**REQUIRED WORK**
1 – According to the article on Greyhound's Purex purchase, how long did the strike by union bus drivers last?
2 – In the article on Greyhound's Purex purchase, swap "Phoenix-based" for "Arizona-based" and write out everything from "Greyhound's marketing map" down to "and soap pads.".
3 – Extend the article on Greyhound's Purex purchase from its final sentence.

**TEXT TO READ**

Greyhound's marketing map adds some household products

March 1, 1985

Greyhound Corporation is best known for its nationwide network of bus routes -- routes that, in an era of relatively cheap air fares, are carrying declining numbers of travelers. But buses are not all there is to Greyhound. The Phoenix-based company is actually a widely diversified operation, and its most recent diversification is in the area of bleach and soap pads.

Greyhound last week announced its intent to pay $264 million for the consumer products division of Purex Industries, based in Lakewood, Calif.

The purchase, Greyhound's first since John W. Teets became chairman in 1981, will bring into the corporate family such household names as Purex bleach and Brillo soap pads. The division's annual sales have run about half a billion dollars lately and should bring Greyhound revenues to approximately $3 billion annually.

Although closely identified with its bus lines, Greyhound is involved in food service, reinsurance, consumer-products manufacturing, and other enterprises.

One Wall Street analyst sees Purex as fitting well with Greyhound's consumer products division, which includes Parson's ammonia and Dial soap and antiperspirant. The acquisition ``will go a long way'' towards providing the company with a new direction, this Greyhound-watcher says. The two divisions ``are both doing the same thing -- their products are right next to each other on the shelf; they'll be able to combine their distribution systems. One plus one will make three eventually.''

Purex's ``consumer products will fit hand in glove with ours,'' Mr. Teets said in an interview with the Monitor. ``The announcement shouldn't have been a surprise to anyone who's been listening to me.''

Greyhound's recent history, however, has not been one of racing to acquire properties. Quite the opposite: The Purex products acquisition comes after Mr. Teets has shed 20-odd low-profit branches.

``There has to be a two-pronged strategy,'' says industry analyst Katherine Stults, a vice-president at the Dean Witter Reynolds brokerage. Commenting on Greyhound just before the Purex announcement, she noted that the company's strategy is to make things work and get rid of what it can't make work, ``but you also need a long-term strategic acquisition.''

Perhaps the most notable Greyhound branch to be pruned has been Armour Food, a unionized meatpacker that had become what one publication called ``a money-draining dinosaur.'' Armour was sold to ConAgra Inc., the food congomerate, which reopened its plants as nonunion operations and returned the enterprise to profitability. Since Greyhound sold Armour Food for ConAgra stock, Greyhound retains an indirect but profitable interest in Armour Food.

Mr. Teets's other big confrontation with a union came in November 1983, when union bus drivers launched a strike that lasted 47 days.

Teets toughed it out, though, and in the end won a settlement involving a cut in wages and fringes averaging some 15 percent for current employees, with deeper cuts for new hires. The concessions went part of the way toward making Greyhound more competitive with other carriers that sprouted up in the wake of bus deregulation in 1980 and '81.

Teets speaks eagerly of a plan to franchise the Greyhound name to independent bus operators. This would extend services into areas that Greyhound itself, with its high cost structure, cannot reach.

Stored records
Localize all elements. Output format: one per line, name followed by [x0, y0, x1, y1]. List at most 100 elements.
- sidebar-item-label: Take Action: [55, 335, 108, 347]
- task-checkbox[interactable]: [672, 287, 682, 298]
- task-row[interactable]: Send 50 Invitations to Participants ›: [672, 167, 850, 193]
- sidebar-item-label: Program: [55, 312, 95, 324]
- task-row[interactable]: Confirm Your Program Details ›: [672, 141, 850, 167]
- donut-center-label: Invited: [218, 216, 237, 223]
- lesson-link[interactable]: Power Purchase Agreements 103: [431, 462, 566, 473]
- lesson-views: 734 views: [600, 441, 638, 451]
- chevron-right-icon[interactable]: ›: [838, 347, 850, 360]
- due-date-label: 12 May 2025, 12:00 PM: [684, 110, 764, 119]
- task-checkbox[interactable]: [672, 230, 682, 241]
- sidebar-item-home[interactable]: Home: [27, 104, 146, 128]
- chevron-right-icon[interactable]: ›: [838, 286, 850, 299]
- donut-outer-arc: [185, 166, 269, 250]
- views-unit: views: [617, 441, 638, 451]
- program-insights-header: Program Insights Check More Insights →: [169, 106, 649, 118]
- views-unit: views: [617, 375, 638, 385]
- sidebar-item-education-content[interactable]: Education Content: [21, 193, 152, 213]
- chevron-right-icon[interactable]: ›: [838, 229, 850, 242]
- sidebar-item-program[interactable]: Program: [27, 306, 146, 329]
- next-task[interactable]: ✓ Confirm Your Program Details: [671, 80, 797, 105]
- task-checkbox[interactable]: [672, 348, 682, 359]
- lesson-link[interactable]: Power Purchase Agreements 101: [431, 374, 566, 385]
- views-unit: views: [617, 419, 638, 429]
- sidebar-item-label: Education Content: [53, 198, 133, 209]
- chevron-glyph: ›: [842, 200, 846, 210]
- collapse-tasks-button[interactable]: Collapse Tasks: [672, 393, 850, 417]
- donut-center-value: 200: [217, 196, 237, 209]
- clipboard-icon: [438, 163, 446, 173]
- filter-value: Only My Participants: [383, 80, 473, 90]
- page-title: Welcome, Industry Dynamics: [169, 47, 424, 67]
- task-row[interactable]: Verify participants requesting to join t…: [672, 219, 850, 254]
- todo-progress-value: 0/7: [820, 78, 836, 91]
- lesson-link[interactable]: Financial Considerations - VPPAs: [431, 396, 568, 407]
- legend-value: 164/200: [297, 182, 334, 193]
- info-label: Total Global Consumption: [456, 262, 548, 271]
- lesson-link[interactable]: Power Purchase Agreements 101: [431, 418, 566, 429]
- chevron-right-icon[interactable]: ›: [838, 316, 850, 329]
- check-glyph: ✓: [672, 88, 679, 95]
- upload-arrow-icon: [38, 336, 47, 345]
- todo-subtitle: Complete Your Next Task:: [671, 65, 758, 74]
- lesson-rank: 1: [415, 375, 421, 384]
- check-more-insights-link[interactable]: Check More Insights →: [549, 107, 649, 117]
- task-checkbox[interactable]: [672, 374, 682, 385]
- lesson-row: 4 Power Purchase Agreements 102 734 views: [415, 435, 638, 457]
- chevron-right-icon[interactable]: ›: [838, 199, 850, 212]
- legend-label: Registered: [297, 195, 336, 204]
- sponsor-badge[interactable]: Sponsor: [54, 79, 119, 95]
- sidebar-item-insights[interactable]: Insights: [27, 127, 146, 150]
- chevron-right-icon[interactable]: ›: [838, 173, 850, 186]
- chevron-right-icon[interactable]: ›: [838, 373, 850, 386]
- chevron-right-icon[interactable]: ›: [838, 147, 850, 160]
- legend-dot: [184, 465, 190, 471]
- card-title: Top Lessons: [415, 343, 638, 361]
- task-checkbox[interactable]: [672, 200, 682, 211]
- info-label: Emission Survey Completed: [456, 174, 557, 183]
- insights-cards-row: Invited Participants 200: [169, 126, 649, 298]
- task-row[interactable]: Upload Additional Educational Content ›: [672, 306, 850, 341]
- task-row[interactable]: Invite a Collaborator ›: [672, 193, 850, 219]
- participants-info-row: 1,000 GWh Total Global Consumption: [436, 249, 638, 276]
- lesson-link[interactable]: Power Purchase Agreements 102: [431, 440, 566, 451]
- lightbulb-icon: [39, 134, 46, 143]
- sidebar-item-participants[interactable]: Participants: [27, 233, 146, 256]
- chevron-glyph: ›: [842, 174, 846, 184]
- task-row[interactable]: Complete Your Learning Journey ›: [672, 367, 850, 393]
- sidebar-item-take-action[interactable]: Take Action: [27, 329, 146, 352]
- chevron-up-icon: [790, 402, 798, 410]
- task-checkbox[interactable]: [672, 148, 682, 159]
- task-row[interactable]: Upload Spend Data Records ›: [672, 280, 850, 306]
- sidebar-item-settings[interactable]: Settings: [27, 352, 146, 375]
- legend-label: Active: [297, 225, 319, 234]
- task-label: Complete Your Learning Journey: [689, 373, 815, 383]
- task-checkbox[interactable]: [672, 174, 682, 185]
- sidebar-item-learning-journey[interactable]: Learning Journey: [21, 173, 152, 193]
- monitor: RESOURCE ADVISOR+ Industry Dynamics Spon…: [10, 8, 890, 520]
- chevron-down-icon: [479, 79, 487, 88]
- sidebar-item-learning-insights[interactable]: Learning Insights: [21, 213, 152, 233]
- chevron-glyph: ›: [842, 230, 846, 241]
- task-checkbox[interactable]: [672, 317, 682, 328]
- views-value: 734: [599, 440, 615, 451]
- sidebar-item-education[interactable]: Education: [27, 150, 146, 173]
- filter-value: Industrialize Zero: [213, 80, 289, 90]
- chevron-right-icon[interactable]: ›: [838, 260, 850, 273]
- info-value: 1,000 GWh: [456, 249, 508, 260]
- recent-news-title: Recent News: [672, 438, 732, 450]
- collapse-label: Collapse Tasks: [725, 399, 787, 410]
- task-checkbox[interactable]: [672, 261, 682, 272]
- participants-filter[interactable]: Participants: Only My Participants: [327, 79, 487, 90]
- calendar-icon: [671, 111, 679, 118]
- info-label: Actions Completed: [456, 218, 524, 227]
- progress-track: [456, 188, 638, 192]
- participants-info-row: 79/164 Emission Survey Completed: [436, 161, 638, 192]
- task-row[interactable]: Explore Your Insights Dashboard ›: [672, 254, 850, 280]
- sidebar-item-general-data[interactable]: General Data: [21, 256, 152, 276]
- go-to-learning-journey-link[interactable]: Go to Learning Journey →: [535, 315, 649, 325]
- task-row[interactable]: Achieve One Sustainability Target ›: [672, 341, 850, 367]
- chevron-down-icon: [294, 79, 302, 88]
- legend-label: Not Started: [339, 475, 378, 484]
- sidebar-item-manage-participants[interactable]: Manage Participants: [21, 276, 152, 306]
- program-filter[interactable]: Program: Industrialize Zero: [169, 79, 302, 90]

**FINAL ANSWERS**
1 – 47 days.

2 –
Greyhound's marketing map adds some household products

March 1, 1985

Greyhound Corporation is best known for its nationwide network of bus routes -- routes that, in an era of relatively cheap air fares, are carrying declining numbers of travelers. But buses are not all there is to Greyhound. The Arizona-based company is actually a widely diversified operation, and its most recent diversification is in the area of bleach and soap pads.

3 –
Greyhound will hold a meeting of would-be franchisees April 17; nearly 500 have expressed interest in the plan. Details are still being hammered out, but franchisees should get the benefit of Greyhound advertising and telephone centers. Greyhound, in turn, should be able to generate revenues through fees for servicing franchisees' buses at the maintenance facilities Greyhound already operates.

At the moment, Greyhound's basic bus business is generating lackluster profits. Mr. Teets describes the business as being ``in a revolution.'' Passengers have fallen from 64 million annually to around 40 million in the past nine years, he notes. Long-distance bus service does not appear to have a bright future, even if Washington budget-cutters were to pull the subsidy from Amtrak, which competes for riders.

But where the bus business can prosper, Teets says, is on trips of under 500 miles, especially those to and from airports to outlying communities. ``Take somebody flying into O'Hare in Chicago and then going out to Rockford, Ill., to use my own hometown as an example. They could pick up a bus right at the airport and it would take them out there to Rockford.''

Greyhound is now offering direct service from 79 cities to the People Express terminals at 18 airports -- although there is nothing to keep a passenger from taking the bus to People's terminal and then strolling over to United or some other carrier's counter.

Ms. Stults sees the airport service as an indication that Greyhound is finally doing research to find out where its customers are coming from and how to serve them better. Like the telephone companies and the airlines, bus lines are having to learn how to run a business in a competitive environment.

Ms. Stults says Mr. Teets ``has done an awful lot of good,'' although she also notes, ``It isn't going to be a straight line up -- there're going to be some slippages.''

She praises him for his moves to sell downtown bus terminals, often on very valuable bits of real estate, and relocate them in suburban locations, typically near Interstate highways, that are more suited to the bus line's own needs. The terminal sales are allowing the company to redeploy its assets rather than keep them tied up in bricks and mortar. The Greyhound terminal in Boston, she notes, has just been sold, with a three-year leaseback while the facility is relocated.

Earlier this month, Greyhound announced that 1984 was its second strongest year ever in earnings. And although a tax-reform cloud hangs over its equipment-leasing operations, its financial group continues strong.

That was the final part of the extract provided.